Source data
▼▼▼
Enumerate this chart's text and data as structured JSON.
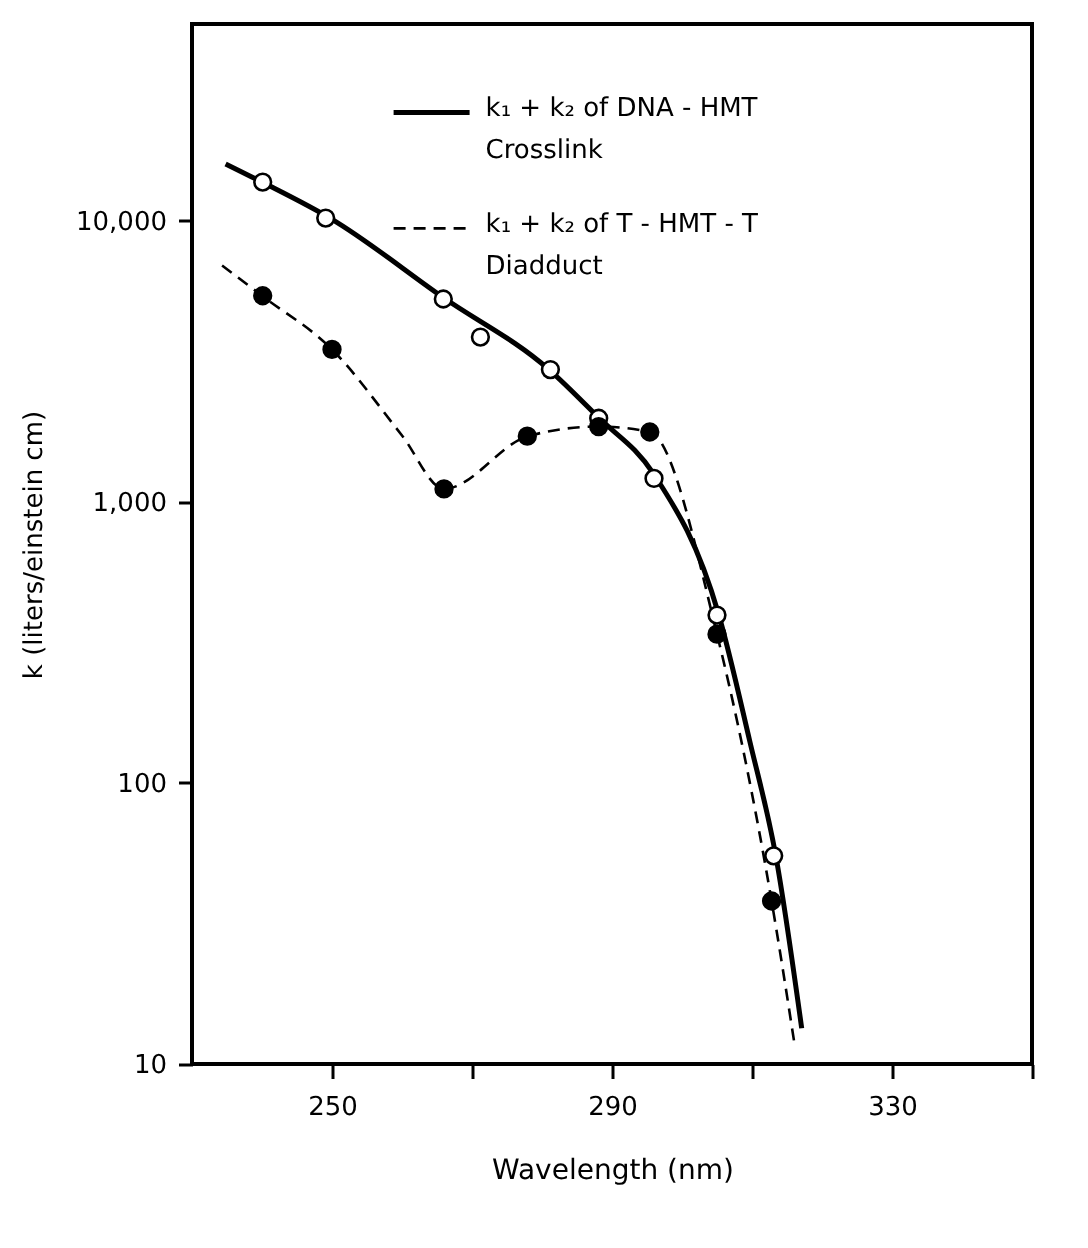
{
  "chart_data": {
    "type": "line",
    "xlabel": "Wavelength (nm)",
    "ylabel": "k (liters/einstein cm)",
    "xlim": [
      230,
      350
    ],
    "xticks": [
      250,
      {
        "value": 270,
        "label": null
      },
      290,
      {
        "value": 310,
        "label": null
      },
      330,
      {
        "value": 350,
        "label": null
      }
    ],
    "ylim": [
      10,
      50000
    ],
    "yticks": [
      10,
      100,
      {
        "value": 1000,
        "label": "1,000"
      },
      {
        "value": 10000,
        "label": "10,000"
      }
    ],
    "log": "y",
    "grid": false,
    "legend": "top right",
    "series": [
      {
        "name": "k₁ + k₂ of DNA - HMT Crosslink",
        "line_style": "solid",
        "color": "#000000",
        "x": [
          234.8,
          240,
          250,
          266,
          281,
          288,
          296,
          305.2,
          309.7,
          313.4,
          317.1
        ],
        "values": [
          15900,
          13700,
          10100,
          5300,
          2950,
          2000,
          1250,
          400,
          140,
          55,
          13.4
        ]
      },
      {
        "name": "k₁ + k₂ of T - HMT - T Diadduct",
        "line_style": "dashed",
        "color": "#000000",
        "x": [
          234.3,
          240,
          250,
          260,
          266,
          278,
          288,
          295.4,
          305,
          312.8,
          316
        ],
        "values": [
          6920,
          5400,
          3480,
          1720,
          1110,
          1710,
          1850,
          1770,
          338,
          38,
          12.1
        ]
      },
      {
        "type": "scatter",
        "marker": "circle",
        "color": "#ffffff",
        "x": [
          240.1,
          249.1,
          265.9,
          271.2,
          281.2,
          288.1,
          296,
          305,
          313.1
        ],
        "values": [
          13700,
          10200,
          5260,
          3850,
          2950,
          1980,
          1210,
          395,
          55
        ]
      },
      {
        "type": "scatter",
        "marker": "circle",
        "color": "#000000",
        "x": [
          240.1,
          250,
          266,
          277.9,
          288.1,
          295.4,
          305,
          312.8
        ],
        "values": [
          5400,
          3480,
          1110,
          1710,
          1850,
          1770,
          338,
          38
        ]
      }
    ]
  }
}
▲▲▲
[Goal]
Pictures in the records above should not be copied. Repeat everything else exactly.

[Problem solution]
Enumerate this chart's text and data as structured JSON.
{
  "chart_data": {
    "type": "line",
    "xlabel": "Wavelength (nm)",
    "ylabel": "k (liters/einstein cm)",
    "xlim": [
      230,
      350
    ],
    "xticks": [
      250,
      {
        "value": 270,
        "label": null
      },
      290,
      {
        "value": 310,
        "label": null
      },
      330,
      {
        "value": 350,
        "label": null
      }
    ],
    "ylim": [
      10,
      50000
    ],
    "yticks": [
      10,
      100,
      {
        "value": 1000,
        "label": "1,000"
      },
      {
        "value": 10000,
        "label": "10,000"
      }
    ],
    "log": "y",
    "grid": false,
    "legend": "top right",
    "series": [
      {
        "name": "k₁ + k₂ of DNA - HMT Crosslink",
        "line_style": "solid",
        "color": "#000000",
        "x": [
          234.8,
          240,
          250,
          266,
          281,
          288,
          296,
          305.2,
          309.7,
          313.4,
          317.1
        ],
        "values": [
          15900,
          13700,
          10100,
          5300,
          2950,
          2000,
          1250,
          400,
          140,
          55,
          13.4
        ]
      },
      {
        "name": "k₁ + k₂ of T - HMT - T Diadduct",
        "line_style": "dashed",
        "color": "#000000",
        "x": [
          234.3,
          240,
          250,
          260,
          266,
          278,
          288,
          295.4,
          305,
          312.8,
          316
        ],
        "values": [
          6920,
          5400,
          3480,
          1720,
          1110,
          1710,
          1850,
          1770,
          338,
          38,
          12.1
        ]
      },
      {
        "type": "scatter",
        "marker": "circle",
        "color": "#ffffff",
        "x": [
          240.1,
          249.1,
          265.9,
          271.2,
          281.2,
          288.1,
          296,
          305,
          313.1
        ],
        "values": [
          13700,
          10200,
          5260,
          3850,
          2950,
          1980,
          1210,
          395,
          55
        ]
      },
      {
        "type": "scatter",
        "marker": "circle",
        "color": "#000000",
        "x": [
          240.1,
          250,
          266,
          277.9,
          288.1,
          295.4,
          305,
          312.8
        ],
        "values": [
          5400,
          3480,
          1110,
          1710,
          1850,
          1770,
          338,
          38
        ]
      }
    ]
  }
}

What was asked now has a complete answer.